INSTRUCTIONS TO FOLLOW:
In the records below, pick out all lines containing the word "values".

+++ EXTRACTED DATA +++

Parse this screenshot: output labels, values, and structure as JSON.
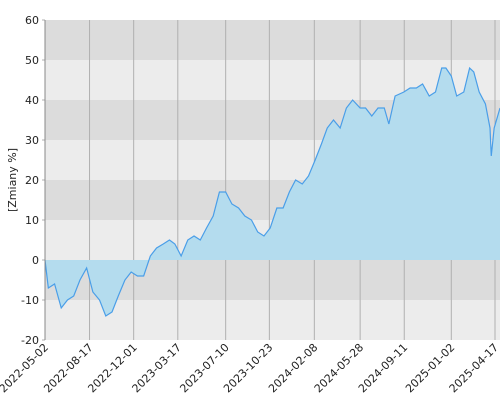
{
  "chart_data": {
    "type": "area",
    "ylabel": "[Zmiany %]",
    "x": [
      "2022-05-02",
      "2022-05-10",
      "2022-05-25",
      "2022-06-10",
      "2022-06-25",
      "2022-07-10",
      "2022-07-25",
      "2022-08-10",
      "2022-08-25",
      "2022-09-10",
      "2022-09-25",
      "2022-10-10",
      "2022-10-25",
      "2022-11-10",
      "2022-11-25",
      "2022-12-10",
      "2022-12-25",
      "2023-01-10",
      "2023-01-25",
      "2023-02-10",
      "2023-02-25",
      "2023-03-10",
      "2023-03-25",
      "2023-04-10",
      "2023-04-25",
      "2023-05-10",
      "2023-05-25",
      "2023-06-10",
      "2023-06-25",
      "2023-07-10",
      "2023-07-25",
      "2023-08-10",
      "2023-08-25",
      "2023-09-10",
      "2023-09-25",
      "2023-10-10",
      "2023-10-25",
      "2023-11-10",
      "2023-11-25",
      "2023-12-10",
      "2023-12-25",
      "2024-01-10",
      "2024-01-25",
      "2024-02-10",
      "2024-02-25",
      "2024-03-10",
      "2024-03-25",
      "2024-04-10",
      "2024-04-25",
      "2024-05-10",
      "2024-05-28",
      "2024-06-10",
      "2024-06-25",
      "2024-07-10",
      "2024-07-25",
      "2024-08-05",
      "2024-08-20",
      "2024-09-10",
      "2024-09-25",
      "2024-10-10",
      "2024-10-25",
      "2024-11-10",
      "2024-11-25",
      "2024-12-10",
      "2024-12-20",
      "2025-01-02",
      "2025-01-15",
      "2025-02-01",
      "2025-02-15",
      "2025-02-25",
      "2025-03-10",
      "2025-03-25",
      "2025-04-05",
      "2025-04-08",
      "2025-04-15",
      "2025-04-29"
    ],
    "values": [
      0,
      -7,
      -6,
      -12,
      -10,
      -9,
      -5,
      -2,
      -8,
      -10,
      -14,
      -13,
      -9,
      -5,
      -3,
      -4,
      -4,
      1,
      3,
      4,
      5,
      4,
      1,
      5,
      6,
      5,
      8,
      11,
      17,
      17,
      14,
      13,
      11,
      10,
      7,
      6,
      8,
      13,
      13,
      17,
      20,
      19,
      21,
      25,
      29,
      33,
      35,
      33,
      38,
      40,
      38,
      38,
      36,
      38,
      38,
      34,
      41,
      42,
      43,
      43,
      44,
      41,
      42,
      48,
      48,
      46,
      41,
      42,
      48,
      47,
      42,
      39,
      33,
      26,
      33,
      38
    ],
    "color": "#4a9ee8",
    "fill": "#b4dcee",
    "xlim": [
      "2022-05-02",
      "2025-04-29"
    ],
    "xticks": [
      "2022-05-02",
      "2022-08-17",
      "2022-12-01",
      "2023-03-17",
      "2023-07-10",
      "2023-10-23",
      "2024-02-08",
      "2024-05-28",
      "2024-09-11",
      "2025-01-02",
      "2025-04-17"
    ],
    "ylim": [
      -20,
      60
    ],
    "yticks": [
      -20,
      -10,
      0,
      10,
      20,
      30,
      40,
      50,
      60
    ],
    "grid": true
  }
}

+++

WRITTEN ANSWER:
Parse this screenshot: output labels, values, and structure as JSON.
    "values": [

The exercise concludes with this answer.